Exercise task: From the entries below, extract every line that includes the word "screenshot".
________________________
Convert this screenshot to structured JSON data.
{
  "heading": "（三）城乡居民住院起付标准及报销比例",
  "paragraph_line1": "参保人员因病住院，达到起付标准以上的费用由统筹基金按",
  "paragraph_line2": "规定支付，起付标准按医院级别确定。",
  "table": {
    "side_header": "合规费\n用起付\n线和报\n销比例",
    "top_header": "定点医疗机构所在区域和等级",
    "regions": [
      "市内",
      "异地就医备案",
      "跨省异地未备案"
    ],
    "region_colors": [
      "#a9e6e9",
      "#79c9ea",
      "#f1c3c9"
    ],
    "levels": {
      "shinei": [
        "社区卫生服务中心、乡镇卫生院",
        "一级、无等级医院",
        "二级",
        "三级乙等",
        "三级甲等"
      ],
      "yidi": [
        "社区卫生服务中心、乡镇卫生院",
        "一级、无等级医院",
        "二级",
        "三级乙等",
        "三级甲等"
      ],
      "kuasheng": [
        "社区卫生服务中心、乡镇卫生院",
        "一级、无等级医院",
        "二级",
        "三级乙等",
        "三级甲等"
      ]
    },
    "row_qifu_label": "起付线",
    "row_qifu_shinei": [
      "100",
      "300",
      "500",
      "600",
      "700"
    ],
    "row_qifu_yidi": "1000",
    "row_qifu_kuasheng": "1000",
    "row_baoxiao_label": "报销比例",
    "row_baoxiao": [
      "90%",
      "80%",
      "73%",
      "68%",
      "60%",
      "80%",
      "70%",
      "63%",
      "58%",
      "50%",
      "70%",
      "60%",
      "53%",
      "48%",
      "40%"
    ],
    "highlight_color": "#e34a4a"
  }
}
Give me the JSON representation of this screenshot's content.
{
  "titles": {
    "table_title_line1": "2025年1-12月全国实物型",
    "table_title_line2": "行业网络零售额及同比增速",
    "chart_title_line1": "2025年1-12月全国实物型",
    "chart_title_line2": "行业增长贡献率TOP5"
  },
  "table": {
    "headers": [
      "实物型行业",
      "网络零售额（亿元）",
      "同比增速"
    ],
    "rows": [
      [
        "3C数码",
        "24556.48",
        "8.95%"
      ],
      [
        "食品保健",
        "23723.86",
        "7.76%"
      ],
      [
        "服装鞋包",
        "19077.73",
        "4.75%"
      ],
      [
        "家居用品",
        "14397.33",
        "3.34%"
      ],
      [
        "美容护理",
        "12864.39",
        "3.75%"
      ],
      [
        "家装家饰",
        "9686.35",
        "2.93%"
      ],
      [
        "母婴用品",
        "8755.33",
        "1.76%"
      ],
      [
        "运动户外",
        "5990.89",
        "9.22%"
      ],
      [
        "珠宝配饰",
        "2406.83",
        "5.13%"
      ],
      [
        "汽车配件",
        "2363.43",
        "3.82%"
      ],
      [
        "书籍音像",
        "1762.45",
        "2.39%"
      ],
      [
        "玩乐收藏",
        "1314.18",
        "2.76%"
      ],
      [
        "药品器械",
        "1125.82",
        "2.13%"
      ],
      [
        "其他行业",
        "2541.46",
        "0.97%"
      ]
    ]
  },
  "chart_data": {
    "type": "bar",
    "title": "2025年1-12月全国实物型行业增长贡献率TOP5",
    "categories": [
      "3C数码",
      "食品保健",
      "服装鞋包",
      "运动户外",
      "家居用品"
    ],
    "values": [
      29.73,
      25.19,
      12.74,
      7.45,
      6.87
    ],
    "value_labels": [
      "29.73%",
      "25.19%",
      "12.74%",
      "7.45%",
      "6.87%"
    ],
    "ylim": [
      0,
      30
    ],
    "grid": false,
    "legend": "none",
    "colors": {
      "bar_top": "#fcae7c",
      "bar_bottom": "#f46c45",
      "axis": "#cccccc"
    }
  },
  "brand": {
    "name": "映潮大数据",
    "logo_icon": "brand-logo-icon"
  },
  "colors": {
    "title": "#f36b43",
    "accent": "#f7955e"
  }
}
________________________
Response below:
Convert this screenshot to structured JSON data.
Give me the JSON representation of this screenshot's content.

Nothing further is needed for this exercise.